Extract the listing's lines from its first line through the line containing "paragraph: positive stealing", including both ends, and reproduce them verbatim.
--- BEGIN RAW DATA ---
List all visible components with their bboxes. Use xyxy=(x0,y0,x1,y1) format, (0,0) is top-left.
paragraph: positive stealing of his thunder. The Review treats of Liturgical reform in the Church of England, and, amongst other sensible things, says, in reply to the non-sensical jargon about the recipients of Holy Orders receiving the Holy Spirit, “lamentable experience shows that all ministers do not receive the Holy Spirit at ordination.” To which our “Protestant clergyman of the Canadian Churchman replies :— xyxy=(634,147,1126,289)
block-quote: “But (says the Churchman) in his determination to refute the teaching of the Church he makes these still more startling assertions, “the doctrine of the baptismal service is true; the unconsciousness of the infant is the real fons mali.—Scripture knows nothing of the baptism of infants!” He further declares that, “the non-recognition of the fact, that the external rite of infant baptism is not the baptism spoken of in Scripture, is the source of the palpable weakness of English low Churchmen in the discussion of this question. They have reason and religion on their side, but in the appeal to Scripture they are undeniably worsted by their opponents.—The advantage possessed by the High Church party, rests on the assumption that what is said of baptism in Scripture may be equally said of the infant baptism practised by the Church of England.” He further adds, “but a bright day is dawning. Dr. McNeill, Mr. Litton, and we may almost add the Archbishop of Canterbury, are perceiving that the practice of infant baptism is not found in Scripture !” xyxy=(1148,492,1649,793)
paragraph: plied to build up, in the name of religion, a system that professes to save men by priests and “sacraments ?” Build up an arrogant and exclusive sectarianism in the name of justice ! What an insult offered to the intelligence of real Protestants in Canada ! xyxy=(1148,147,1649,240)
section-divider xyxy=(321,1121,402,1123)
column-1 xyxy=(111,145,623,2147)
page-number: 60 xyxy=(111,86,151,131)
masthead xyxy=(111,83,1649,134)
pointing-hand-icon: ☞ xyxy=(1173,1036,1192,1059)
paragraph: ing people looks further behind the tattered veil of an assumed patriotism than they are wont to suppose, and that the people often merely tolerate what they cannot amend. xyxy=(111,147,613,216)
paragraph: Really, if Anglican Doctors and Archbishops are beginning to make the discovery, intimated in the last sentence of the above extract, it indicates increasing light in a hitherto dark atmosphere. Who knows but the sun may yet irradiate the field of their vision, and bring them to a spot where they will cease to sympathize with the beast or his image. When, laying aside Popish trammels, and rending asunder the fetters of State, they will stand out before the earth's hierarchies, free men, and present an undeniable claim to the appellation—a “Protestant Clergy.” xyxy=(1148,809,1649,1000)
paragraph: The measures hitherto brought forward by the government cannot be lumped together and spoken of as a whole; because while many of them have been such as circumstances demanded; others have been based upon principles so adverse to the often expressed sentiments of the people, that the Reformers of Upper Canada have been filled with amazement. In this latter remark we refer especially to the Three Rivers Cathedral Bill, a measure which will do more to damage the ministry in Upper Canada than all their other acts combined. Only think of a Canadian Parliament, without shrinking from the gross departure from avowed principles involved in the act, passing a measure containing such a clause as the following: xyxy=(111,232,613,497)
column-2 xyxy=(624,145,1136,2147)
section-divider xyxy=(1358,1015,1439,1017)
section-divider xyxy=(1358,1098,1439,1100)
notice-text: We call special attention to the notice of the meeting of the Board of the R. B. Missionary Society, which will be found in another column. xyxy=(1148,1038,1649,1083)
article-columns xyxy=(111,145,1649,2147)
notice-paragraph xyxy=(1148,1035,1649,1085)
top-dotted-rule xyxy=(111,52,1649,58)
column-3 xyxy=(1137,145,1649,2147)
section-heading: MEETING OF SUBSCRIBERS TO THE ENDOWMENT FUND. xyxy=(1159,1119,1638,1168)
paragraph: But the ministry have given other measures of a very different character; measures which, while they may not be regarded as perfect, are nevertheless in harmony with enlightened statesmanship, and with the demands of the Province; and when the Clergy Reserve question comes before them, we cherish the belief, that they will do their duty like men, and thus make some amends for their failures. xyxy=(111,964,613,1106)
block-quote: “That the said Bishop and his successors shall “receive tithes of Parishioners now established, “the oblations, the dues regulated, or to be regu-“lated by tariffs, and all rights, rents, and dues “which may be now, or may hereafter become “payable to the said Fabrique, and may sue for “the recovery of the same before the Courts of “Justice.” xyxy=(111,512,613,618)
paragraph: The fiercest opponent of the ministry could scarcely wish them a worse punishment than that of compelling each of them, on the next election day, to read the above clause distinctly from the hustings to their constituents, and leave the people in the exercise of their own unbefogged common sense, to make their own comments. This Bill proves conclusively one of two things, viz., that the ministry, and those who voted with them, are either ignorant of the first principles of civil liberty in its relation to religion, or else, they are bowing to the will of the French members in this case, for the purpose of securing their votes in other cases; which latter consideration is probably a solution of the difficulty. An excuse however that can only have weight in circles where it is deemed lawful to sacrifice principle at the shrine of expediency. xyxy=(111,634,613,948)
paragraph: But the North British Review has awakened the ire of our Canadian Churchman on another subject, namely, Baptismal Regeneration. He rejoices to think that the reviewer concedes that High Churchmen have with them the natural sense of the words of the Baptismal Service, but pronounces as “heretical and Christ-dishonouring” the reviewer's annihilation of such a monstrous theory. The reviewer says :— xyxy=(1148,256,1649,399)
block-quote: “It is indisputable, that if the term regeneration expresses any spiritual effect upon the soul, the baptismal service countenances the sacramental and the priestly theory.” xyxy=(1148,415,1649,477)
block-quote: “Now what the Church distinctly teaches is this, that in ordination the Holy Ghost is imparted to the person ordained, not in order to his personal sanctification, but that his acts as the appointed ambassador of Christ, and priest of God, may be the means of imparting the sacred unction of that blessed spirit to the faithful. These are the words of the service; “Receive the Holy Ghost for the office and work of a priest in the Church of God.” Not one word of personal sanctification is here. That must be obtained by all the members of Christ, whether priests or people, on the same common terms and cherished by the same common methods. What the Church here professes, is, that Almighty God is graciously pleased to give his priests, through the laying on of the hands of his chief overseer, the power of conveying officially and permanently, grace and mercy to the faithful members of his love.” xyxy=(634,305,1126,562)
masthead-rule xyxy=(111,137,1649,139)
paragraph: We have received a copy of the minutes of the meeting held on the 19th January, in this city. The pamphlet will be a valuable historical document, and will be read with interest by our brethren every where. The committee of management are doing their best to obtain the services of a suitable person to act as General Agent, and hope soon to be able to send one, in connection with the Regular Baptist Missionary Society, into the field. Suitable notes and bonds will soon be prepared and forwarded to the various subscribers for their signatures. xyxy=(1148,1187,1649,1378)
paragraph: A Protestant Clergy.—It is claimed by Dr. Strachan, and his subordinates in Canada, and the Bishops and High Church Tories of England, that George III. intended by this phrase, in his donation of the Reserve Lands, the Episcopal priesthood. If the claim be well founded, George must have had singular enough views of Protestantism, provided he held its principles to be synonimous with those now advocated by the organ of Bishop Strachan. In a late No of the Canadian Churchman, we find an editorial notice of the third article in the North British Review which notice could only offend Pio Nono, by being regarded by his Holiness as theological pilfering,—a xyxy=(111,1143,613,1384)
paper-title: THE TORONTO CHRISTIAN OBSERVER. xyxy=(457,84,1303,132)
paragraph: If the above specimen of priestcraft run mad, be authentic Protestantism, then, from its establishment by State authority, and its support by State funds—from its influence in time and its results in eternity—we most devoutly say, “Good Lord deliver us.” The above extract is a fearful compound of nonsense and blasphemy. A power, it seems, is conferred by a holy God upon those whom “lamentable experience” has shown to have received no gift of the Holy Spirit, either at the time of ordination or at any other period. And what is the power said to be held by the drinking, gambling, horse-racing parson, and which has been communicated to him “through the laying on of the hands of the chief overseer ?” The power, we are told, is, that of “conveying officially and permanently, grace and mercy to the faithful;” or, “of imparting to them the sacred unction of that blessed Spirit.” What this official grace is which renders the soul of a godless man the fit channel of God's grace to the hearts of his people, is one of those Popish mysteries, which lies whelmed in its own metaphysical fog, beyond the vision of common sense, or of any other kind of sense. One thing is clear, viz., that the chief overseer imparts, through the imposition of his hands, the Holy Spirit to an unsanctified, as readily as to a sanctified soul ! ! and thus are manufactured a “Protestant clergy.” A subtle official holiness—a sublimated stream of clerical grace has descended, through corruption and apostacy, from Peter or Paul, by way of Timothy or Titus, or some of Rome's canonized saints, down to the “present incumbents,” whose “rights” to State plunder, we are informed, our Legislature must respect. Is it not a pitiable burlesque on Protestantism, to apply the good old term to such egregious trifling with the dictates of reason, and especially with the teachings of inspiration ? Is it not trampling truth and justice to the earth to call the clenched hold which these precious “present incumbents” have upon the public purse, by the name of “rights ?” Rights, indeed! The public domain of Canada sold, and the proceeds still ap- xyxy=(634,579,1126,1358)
--- END RAW DATA ---
*EXERCISE ANSWER*
List all visible components with their bboxes. Use xyxy=(x0,y0,x1,y1) format, (0,0) is top-left.
paragraph: positive stealing of his thunder. The Review treats of Liturgical reform in the Church of England, and, amongst other sensible things, says, in reply to the non-sensical jargon about the recipients of Holy Orders receiving the Holy Spirit, “lamentable experience shows that all ministers do not receive the Holy Spirit at ordination.” To which our “Protestant clergyman of the Canadian Churchman replies :— xyxy=(634,147,1126,289)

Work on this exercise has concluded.